__Given task__
Please write the listing below out again exactly, leaving every picture behind.

__Records shown__
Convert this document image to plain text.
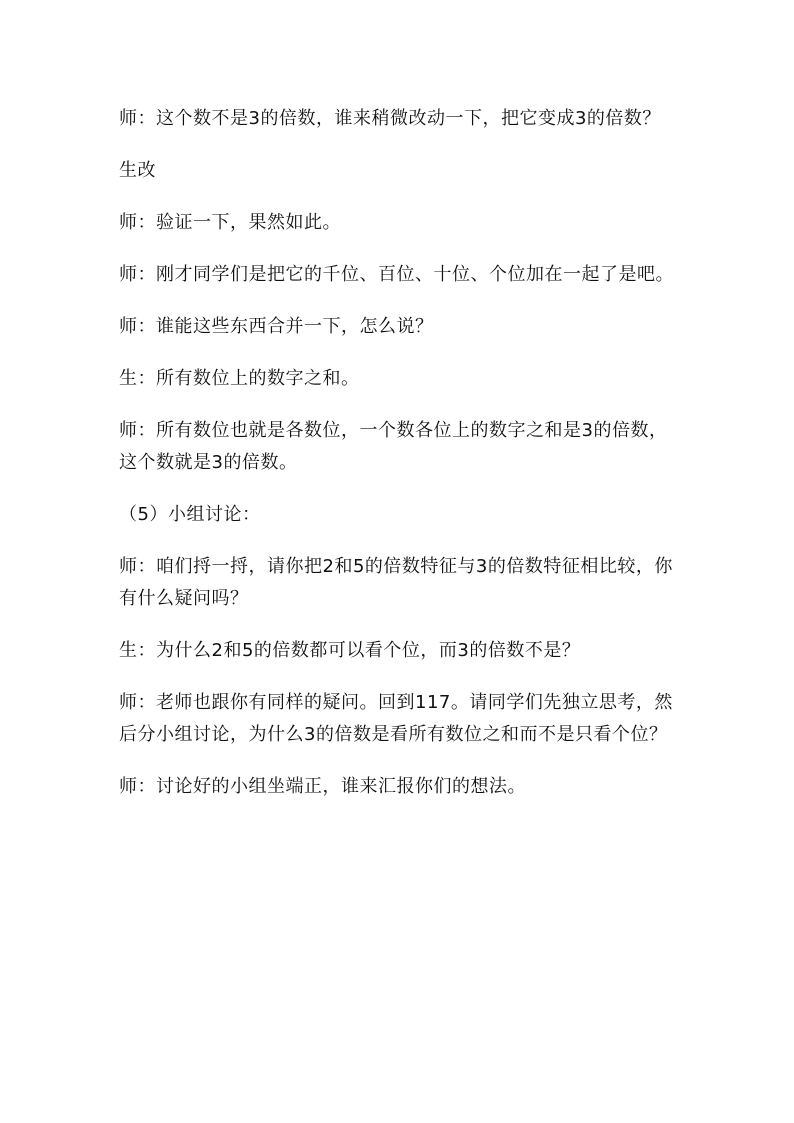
师：这个数不是3的倍数，谁来稍微改动一下，把它变成3的倍数？

生改

师：验证一下，果然如此。

师：刚才同学们是把它的千位、百位、十位、个位加在一起了是吧。

师：谁能这些东西合并一下，怎么说？

生：所有数位上的数字之和。

师：所有数位也就是各数位，一个数各位上的数字之和是3的倍数，这个数就是3的倍数。

（5）小组讨论：

师：咱们捋一捋，请你把2和5的倍数特征与3的倍数特征相比较，你有什么疑问吗？

生：为什么2和5的倍数都可以看个位，而3的倍数不是？

师：老师也跟你有同样的疑问。回到117。请同学们先独立思考，然后分小组讨论，为什么3的倍数是看所有数位之和而不是只看个位？

师：讨论好的小组坐端正，谁来汇报你们的想法。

__Finished exercise__
Convert this document image to plain text.
师：这个数不是3的倍数，谁来稍微改动一下，把它变成3的倍数？

生改

师：验证一下，果然如此。

师：刚才同学们是把它的千位、百位、十位、个位加在一起了是吧。

师：谁能这些东西合并一下，怎么说？

生：所有数位上的数字之和。

师：所有数位也就是各数位，一个数各位上的数字之和是3的倍数，这个数就是3的倍数。

（5）小组讨论：

师：咱们捋一捋，请你把2和5的倍数特征与3的倍数特征相比较，你有什么疑问吗？

生：为什么2和5的倍数都可以看个位，而3的倍数不是？

师：老师也跟你有同样的疑问。回到117。请同学们先独立思考，然后分小组讨论，为什么3的倍数是看所有数位之和而不是只看个位？

师：讨论好的小组坐端正，谁来汇报你们的想法。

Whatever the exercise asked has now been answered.